YOUR OBJECTIVE: What is the number of lines holding the word "przed"? Give that number alone.

Begin

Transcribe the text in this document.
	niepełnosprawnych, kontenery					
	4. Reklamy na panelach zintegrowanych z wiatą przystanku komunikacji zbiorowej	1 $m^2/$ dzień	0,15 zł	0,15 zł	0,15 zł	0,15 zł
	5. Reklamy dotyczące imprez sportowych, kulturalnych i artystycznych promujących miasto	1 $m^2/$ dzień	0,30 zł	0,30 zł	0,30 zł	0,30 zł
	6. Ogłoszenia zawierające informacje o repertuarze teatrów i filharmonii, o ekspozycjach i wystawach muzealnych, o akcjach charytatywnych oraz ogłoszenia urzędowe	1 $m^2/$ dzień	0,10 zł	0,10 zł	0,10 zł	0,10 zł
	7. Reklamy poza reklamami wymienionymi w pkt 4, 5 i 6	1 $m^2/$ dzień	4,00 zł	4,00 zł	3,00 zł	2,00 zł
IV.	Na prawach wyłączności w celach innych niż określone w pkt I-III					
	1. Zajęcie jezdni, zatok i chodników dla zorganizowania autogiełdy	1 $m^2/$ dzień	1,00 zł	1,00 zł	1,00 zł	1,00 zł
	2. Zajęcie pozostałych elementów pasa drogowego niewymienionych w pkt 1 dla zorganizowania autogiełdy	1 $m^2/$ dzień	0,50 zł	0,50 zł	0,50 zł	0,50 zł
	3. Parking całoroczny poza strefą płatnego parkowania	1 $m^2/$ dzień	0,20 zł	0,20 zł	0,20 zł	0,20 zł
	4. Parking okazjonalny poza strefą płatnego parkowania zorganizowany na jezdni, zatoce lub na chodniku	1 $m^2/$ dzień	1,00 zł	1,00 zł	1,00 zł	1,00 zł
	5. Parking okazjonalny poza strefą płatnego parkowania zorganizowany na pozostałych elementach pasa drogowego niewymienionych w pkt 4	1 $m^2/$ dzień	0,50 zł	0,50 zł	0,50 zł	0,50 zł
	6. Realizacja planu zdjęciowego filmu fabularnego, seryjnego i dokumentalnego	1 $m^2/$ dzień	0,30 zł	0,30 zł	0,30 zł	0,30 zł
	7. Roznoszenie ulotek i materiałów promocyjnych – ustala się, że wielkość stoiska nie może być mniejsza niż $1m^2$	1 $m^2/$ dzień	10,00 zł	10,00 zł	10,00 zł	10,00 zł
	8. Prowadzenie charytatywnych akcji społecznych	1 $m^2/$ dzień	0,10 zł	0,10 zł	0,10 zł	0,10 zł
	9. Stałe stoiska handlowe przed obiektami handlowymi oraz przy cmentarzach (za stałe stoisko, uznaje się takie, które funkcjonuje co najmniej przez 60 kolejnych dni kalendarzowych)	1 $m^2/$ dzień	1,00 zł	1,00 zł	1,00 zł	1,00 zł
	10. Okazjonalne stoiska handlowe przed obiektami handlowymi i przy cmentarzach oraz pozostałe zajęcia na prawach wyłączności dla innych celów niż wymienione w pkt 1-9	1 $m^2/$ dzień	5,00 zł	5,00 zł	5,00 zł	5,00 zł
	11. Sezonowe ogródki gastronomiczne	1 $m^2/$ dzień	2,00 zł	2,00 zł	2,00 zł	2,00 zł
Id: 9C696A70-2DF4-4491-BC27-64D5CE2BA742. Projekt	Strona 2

End
Begin

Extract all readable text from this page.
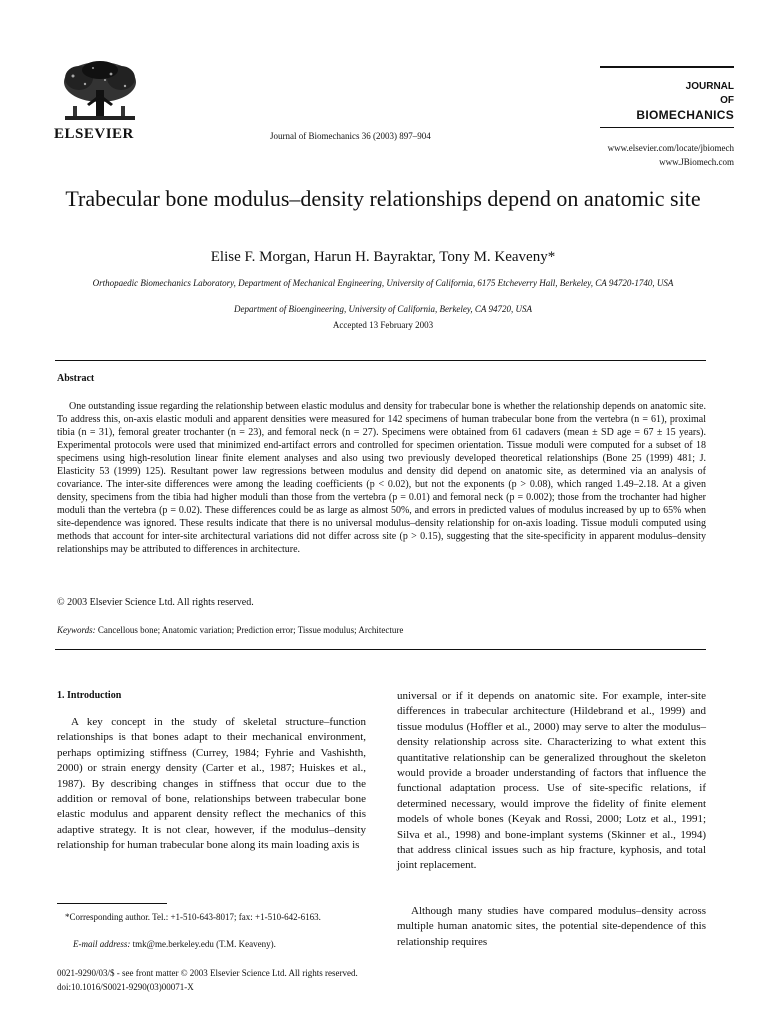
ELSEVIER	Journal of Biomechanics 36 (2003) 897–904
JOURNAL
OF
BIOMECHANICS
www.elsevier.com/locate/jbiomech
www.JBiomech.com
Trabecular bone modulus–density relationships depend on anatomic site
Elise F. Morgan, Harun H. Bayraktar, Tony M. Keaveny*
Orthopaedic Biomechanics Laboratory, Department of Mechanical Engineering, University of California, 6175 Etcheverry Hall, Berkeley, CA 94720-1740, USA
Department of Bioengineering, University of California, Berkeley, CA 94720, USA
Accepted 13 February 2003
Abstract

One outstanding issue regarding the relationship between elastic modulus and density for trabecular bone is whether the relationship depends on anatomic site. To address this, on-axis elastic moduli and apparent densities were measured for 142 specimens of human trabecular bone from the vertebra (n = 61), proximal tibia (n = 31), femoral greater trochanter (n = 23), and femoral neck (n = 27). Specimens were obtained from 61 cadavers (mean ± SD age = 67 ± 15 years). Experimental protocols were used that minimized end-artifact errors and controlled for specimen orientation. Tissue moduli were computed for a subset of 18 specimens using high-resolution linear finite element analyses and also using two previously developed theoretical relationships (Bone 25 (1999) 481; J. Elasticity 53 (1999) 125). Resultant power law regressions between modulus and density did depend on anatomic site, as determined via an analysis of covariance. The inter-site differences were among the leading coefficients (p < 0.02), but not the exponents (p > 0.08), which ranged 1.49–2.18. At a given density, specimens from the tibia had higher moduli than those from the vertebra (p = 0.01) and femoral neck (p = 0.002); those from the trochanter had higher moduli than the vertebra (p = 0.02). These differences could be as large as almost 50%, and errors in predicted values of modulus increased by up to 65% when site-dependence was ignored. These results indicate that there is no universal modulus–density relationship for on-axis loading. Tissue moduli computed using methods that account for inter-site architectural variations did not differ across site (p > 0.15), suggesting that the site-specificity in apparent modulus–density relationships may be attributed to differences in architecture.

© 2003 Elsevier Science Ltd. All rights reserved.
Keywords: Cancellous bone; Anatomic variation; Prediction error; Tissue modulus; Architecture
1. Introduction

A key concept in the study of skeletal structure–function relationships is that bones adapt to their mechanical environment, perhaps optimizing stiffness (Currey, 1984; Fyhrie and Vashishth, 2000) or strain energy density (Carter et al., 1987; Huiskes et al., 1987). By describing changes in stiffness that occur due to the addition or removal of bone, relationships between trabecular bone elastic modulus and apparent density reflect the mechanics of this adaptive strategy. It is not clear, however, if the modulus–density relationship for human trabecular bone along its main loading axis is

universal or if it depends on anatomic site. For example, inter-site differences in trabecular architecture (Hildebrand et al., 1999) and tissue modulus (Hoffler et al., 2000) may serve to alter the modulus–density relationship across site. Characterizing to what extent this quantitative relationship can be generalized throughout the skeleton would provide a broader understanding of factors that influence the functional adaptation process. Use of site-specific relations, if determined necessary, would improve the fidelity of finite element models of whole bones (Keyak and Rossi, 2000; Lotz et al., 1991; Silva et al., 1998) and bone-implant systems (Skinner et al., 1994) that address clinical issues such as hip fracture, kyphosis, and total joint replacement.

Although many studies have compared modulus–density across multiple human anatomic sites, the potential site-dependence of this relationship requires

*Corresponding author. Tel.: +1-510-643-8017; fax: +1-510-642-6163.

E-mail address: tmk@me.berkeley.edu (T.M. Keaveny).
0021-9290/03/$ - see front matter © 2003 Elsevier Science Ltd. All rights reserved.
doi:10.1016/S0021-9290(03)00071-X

End
Begin

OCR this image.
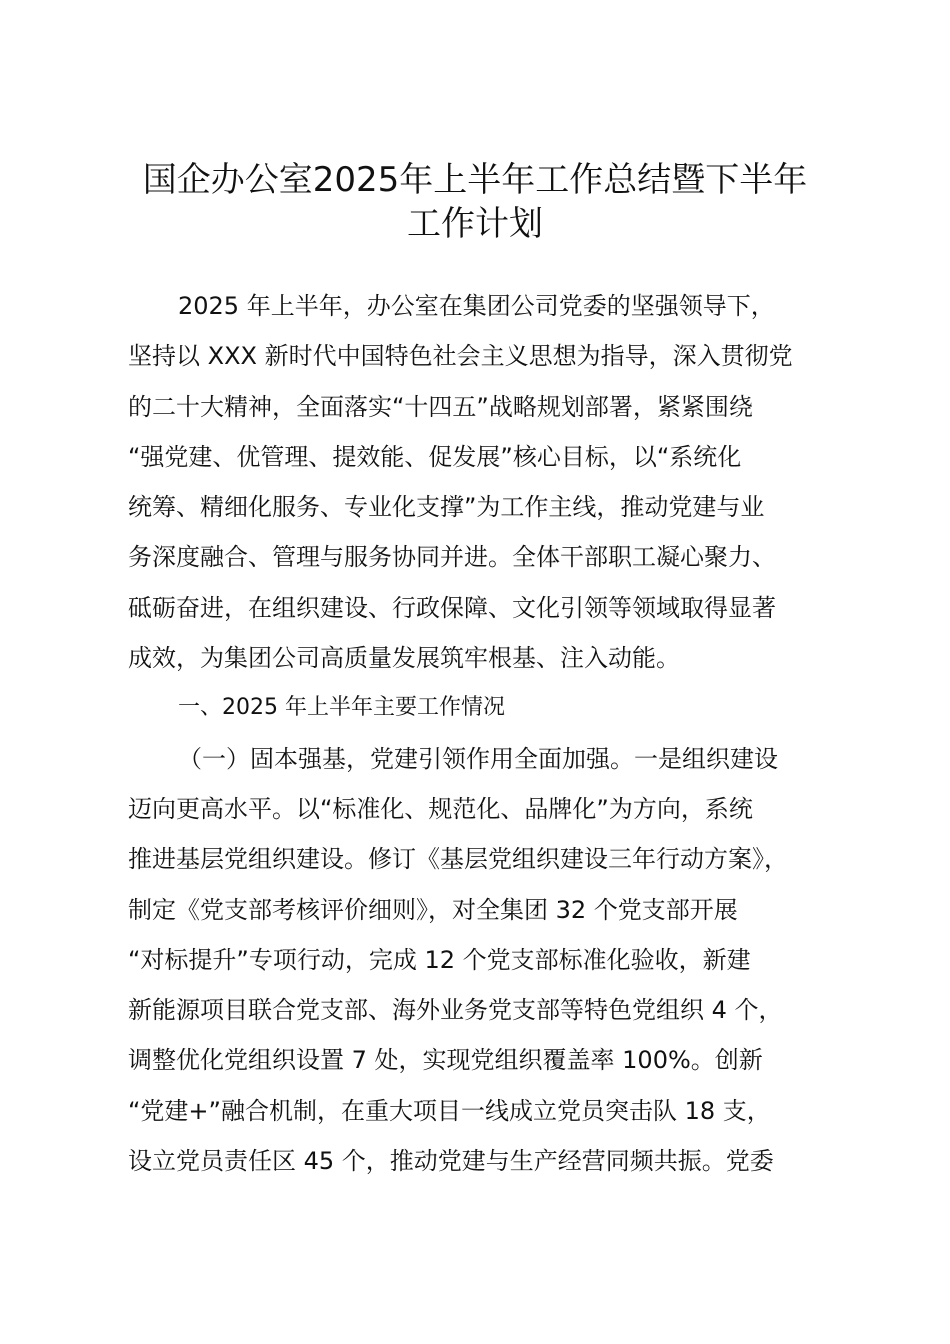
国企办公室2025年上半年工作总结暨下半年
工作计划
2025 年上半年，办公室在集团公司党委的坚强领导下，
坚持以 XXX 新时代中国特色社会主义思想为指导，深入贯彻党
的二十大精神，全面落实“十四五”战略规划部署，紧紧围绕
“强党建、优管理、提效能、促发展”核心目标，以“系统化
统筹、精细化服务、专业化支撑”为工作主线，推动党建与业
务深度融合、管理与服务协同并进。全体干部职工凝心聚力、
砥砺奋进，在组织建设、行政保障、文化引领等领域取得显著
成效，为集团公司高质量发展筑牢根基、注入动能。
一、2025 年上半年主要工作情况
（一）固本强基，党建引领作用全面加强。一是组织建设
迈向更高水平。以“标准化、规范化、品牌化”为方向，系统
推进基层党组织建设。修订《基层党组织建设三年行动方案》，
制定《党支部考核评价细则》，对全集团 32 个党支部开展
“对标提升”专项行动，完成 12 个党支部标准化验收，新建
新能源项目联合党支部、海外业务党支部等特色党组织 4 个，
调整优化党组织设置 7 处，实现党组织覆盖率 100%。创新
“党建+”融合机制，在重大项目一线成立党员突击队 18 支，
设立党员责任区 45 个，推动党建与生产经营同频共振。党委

End

THE OUTPUT: 2